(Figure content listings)
◆ ◆ ◆ ◆ ◆
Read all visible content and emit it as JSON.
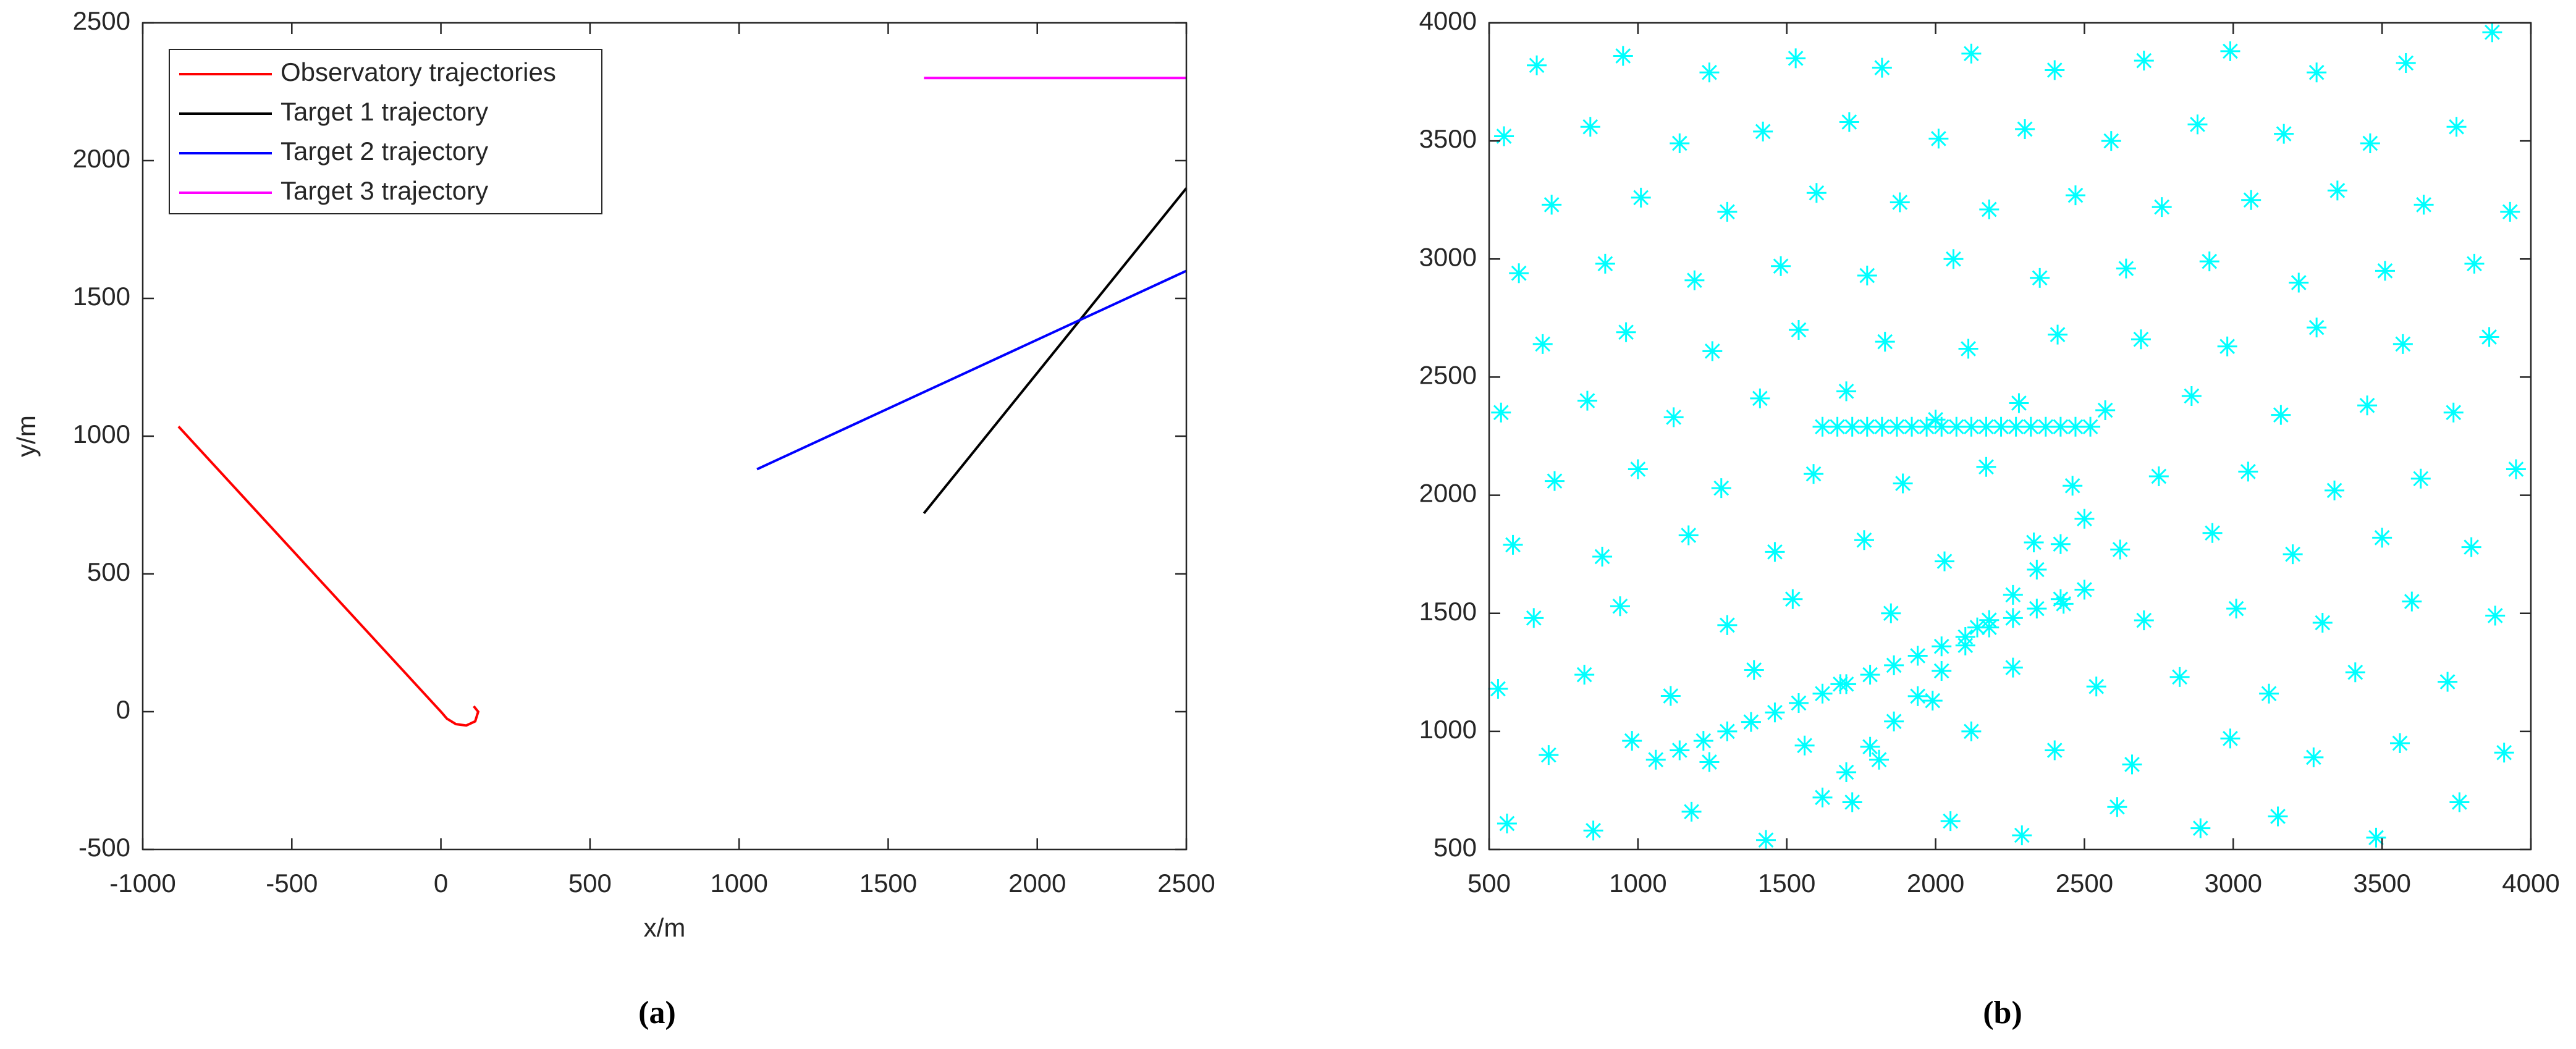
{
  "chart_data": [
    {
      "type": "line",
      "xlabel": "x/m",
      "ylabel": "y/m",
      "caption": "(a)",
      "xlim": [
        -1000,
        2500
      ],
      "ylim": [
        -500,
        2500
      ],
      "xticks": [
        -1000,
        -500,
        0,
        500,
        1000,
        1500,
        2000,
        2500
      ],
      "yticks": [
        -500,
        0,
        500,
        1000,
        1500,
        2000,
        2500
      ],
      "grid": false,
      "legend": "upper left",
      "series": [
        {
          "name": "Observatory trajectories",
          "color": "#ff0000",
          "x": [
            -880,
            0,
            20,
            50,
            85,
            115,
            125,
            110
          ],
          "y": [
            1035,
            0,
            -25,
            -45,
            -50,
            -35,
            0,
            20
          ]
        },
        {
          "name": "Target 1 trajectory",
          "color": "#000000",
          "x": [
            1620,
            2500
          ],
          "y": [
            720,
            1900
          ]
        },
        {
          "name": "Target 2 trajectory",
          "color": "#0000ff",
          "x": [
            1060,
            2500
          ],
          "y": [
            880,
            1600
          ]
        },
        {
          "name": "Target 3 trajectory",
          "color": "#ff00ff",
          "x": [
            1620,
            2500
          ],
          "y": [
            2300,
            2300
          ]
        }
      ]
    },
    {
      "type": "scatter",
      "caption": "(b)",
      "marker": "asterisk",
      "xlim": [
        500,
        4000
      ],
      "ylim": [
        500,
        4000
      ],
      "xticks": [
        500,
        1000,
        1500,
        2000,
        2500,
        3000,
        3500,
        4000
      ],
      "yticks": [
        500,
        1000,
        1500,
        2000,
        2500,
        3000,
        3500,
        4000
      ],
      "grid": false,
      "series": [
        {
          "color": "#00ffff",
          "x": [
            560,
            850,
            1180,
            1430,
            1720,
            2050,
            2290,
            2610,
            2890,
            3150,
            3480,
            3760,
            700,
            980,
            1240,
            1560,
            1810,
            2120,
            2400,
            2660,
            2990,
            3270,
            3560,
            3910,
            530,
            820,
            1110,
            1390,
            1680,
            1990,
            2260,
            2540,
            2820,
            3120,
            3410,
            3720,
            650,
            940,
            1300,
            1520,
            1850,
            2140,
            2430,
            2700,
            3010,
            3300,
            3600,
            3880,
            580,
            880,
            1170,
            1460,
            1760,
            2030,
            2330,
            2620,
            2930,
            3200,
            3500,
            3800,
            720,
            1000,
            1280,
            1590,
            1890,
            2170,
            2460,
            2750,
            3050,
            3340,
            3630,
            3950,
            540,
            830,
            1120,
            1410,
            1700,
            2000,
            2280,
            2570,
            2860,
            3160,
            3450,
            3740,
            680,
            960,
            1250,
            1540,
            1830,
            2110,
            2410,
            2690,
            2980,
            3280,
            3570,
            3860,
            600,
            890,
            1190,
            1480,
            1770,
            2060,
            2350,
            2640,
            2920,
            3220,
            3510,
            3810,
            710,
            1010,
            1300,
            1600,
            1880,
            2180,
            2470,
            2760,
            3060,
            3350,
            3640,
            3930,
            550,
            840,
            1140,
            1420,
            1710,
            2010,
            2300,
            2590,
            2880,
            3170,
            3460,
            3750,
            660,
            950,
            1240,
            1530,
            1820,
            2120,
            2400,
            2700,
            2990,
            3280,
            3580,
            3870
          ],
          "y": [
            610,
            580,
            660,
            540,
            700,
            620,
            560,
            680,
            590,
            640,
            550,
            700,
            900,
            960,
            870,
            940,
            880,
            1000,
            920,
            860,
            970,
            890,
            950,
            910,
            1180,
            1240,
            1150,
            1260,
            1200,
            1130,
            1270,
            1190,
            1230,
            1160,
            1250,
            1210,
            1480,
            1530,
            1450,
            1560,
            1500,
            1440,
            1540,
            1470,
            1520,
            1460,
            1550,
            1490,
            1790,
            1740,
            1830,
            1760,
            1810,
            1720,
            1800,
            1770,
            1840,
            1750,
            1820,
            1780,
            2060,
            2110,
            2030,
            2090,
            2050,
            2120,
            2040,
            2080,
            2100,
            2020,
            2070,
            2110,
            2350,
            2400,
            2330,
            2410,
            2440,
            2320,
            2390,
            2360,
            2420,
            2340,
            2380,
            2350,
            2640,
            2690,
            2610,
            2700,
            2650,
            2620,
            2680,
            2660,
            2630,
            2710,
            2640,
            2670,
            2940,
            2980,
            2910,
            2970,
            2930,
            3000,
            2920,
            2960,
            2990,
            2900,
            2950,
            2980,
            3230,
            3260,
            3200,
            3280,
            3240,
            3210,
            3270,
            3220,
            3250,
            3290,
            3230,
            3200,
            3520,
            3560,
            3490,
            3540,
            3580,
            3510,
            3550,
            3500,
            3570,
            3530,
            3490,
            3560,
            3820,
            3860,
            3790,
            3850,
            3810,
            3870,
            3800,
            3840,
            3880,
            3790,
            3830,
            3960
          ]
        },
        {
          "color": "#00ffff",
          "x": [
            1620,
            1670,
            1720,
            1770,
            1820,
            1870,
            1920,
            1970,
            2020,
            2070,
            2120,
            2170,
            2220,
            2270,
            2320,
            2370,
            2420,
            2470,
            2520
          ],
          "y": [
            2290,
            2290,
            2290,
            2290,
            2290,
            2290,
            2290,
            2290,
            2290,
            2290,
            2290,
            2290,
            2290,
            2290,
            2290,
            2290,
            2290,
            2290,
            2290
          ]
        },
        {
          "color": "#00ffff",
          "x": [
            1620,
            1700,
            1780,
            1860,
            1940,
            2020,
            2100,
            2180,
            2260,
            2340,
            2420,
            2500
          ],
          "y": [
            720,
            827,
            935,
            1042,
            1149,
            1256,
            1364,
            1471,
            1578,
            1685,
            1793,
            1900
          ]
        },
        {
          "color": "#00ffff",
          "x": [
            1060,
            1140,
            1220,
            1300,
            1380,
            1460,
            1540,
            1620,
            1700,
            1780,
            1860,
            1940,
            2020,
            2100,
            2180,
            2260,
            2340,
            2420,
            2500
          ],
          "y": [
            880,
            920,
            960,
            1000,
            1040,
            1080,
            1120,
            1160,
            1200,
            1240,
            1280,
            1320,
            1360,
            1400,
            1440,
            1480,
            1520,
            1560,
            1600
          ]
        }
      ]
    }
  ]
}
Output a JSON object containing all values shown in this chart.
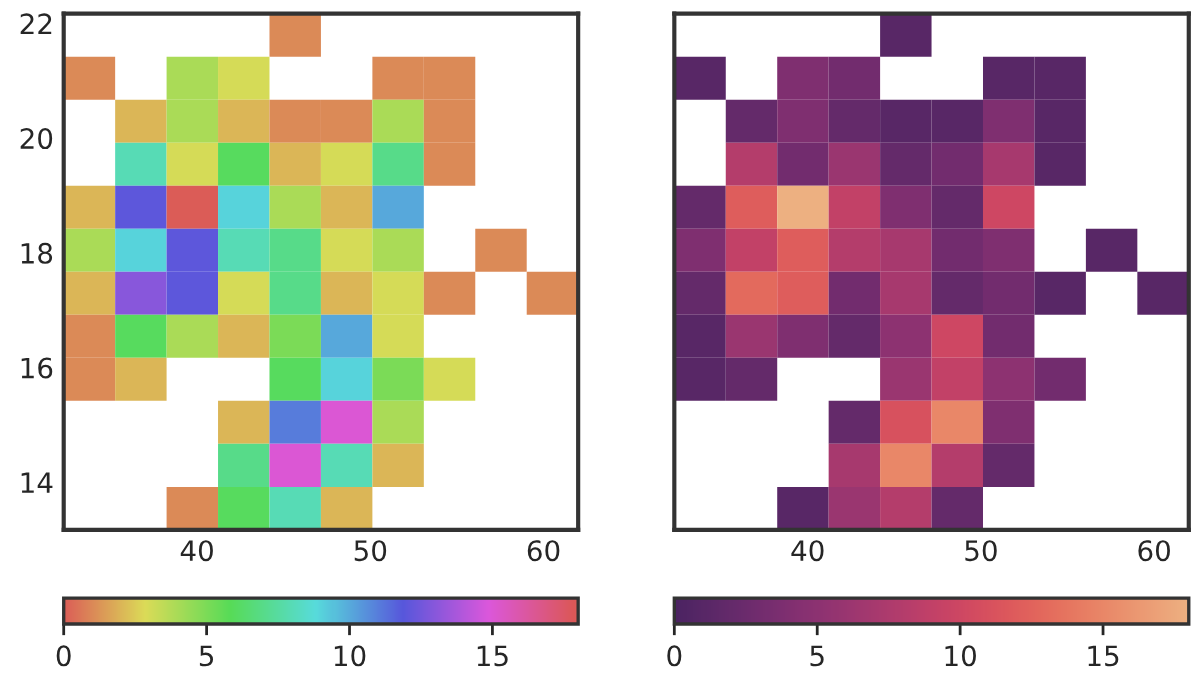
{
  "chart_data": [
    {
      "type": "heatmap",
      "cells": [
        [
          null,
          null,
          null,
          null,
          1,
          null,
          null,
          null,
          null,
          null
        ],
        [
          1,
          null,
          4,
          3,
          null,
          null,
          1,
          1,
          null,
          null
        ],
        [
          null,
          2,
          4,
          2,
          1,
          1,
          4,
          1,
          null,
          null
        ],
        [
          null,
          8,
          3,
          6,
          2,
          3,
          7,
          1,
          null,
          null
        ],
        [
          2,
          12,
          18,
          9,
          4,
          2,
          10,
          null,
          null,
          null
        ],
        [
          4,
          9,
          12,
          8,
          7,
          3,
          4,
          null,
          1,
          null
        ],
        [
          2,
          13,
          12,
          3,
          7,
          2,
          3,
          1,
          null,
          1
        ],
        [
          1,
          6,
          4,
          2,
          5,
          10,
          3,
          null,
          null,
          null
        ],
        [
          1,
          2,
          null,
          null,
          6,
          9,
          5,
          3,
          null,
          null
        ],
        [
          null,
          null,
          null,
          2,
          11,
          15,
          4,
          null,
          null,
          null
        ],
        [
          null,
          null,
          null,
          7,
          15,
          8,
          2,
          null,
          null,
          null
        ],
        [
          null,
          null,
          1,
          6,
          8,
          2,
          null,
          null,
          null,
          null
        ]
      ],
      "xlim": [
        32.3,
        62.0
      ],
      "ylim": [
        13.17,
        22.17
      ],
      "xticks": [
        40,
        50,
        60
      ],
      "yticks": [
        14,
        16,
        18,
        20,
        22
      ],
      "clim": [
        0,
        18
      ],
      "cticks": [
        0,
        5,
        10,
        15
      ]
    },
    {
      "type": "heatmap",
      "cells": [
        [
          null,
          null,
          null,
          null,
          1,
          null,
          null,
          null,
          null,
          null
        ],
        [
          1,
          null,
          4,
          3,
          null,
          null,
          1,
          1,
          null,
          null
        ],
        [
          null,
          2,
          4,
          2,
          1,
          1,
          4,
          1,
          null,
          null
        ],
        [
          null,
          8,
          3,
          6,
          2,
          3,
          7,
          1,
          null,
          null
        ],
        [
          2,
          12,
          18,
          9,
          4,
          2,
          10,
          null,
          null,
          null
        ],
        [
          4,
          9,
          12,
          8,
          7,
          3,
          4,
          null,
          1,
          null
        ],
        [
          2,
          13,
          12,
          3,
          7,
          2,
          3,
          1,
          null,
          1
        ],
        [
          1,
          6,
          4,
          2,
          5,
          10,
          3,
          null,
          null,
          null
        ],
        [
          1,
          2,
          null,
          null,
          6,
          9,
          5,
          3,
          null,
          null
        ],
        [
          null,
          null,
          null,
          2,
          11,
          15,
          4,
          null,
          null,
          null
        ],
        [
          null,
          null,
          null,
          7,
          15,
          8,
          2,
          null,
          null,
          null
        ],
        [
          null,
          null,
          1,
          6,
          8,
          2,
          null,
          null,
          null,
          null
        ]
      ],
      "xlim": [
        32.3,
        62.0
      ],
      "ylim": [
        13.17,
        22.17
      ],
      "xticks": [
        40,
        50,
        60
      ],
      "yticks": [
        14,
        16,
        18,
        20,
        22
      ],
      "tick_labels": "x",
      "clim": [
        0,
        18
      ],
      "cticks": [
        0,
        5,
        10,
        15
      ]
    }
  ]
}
◆ ◆ ◆ ◆ ◆
= Written request =
Of the lines above, how many contain the string "name"? Only the number is required.

= Finished answer =
4